**What you will do:** Within the listing below, locate all lines containing the word "this". Copy each one.

**Exercise input:**
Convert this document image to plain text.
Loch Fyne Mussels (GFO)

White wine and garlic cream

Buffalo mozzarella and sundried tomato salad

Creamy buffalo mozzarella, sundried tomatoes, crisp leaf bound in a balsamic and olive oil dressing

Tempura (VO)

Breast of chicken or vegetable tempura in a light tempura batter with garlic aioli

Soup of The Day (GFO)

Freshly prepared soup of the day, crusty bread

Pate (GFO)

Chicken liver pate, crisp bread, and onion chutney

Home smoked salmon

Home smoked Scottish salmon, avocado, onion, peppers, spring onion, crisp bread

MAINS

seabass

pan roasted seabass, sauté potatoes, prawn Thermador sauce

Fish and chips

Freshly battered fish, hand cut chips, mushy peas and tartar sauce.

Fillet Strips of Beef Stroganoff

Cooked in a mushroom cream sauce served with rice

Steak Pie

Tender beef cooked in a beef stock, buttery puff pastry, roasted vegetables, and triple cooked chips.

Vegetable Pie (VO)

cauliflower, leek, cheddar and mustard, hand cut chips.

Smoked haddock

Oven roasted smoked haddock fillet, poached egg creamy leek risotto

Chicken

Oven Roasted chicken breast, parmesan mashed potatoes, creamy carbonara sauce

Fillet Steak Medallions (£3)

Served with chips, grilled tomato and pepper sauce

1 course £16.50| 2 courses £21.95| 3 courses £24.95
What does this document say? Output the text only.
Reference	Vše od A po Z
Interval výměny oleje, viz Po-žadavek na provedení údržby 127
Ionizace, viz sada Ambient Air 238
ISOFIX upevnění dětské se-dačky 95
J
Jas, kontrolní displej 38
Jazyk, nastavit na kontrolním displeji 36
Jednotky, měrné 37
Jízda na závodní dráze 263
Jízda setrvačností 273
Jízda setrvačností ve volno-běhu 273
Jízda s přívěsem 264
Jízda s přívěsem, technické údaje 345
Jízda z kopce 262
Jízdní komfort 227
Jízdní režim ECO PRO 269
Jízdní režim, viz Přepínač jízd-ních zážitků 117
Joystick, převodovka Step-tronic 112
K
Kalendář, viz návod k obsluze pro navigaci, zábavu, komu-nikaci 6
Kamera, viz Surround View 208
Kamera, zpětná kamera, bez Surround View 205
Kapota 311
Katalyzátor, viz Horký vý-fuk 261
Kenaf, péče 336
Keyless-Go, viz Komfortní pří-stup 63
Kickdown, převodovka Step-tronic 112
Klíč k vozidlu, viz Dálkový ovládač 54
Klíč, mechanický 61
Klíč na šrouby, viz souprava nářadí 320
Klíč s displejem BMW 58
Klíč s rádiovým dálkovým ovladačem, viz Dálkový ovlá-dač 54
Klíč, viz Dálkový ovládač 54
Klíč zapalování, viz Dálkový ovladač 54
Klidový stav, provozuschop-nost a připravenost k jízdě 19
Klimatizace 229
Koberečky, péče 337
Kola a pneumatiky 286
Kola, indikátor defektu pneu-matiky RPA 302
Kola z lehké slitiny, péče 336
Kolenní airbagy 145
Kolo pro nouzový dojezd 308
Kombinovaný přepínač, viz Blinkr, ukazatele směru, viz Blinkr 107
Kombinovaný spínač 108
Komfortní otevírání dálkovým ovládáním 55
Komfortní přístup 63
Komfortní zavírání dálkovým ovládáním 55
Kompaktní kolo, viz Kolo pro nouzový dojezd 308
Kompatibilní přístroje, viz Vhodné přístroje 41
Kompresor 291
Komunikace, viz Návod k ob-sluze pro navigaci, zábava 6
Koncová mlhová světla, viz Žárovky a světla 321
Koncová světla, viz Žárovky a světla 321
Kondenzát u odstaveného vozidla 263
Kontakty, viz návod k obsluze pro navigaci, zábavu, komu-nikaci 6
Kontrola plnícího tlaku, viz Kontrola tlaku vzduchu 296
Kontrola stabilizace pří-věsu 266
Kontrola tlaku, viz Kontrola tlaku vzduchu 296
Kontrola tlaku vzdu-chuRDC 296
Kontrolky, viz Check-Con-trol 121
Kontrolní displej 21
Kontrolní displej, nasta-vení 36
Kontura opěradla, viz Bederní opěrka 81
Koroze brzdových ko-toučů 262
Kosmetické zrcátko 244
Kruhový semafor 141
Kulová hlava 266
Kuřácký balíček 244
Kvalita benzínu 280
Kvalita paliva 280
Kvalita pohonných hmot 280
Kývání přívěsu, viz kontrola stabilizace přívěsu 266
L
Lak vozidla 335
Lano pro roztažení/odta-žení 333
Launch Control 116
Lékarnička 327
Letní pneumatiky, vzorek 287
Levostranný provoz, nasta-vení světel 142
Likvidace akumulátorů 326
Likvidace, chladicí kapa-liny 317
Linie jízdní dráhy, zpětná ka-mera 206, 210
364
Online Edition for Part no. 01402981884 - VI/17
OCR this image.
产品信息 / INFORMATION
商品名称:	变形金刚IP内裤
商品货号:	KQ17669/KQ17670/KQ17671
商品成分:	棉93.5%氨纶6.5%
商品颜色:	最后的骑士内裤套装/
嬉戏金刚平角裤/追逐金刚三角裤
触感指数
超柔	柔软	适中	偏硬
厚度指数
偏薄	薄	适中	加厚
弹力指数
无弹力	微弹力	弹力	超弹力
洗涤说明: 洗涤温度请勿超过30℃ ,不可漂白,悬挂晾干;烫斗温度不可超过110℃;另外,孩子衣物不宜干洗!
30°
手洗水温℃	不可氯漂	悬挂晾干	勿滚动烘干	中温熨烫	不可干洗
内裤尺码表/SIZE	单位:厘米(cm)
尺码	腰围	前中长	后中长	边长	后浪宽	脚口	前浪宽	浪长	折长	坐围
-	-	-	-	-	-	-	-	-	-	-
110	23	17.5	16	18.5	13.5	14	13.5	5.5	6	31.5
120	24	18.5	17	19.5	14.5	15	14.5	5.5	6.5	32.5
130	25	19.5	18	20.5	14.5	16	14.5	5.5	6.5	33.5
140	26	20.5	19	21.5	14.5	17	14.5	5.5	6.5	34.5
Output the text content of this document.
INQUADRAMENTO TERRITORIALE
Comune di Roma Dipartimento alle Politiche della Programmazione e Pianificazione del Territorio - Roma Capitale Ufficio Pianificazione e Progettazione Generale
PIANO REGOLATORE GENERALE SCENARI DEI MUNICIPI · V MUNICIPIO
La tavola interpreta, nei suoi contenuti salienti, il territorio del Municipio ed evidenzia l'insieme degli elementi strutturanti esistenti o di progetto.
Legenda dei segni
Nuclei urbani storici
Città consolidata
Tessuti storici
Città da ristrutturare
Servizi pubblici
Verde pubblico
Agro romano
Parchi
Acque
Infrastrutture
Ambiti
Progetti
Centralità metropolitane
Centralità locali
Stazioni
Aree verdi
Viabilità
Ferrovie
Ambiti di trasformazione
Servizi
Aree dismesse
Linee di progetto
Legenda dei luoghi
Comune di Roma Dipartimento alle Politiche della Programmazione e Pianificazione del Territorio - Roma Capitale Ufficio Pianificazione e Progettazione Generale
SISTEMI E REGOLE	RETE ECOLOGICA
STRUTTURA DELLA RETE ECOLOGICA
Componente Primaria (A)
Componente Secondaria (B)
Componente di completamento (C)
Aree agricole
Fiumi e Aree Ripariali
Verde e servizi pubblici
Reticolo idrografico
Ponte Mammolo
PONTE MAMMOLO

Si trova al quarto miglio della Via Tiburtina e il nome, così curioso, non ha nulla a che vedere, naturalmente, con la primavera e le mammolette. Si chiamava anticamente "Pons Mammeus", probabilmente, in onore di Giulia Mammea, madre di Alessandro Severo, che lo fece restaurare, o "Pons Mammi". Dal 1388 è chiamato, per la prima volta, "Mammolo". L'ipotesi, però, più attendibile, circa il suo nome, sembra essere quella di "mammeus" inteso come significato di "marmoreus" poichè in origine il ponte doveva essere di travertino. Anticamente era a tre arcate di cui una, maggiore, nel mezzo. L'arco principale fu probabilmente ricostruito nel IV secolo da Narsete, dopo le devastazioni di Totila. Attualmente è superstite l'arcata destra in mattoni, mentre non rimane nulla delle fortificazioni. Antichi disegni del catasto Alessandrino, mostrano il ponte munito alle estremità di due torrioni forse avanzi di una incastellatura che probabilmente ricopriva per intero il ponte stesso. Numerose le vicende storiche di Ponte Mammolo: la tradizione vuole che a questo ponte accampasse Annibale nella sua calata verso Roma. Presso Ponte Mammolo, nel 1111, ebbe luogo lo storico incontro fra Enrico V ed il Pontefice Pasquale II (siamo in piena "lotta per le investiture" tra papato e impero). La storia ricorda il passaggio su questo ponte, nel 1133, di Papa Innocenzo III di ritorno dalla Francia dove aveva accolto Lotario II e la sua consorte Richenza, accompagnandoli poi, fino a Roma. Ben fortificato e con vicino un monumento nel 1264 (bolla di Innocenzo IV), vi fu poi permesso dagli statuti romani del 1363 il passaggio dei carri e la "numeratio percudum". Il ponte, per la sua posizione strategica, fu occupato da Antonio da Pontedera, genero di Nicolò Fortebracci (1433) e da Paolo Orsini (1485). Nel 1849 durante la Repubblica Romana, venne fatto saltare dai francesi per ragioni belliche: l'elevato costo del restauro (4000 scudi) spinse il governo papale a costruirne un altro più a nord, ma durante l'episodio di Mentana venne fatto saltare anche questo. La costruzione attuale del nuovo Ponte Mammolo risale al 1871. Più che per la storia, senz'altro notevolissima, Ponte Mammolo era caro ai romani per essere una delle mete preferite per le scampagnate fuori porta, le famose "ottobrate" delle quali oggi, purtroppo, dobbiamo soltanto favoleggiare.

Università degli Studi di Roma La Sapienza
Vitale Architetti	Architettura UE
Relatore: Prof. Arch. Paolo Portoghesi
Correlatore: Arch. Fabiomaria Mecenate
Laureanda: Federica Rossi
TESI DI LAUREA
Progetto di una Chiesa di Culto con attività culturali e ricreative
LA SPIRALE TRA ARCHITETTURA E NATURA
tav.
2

**Final result:**
Convert this document image to plain text.
What does this document say? Output the text only.
OCR this image.
Output the text content of this document.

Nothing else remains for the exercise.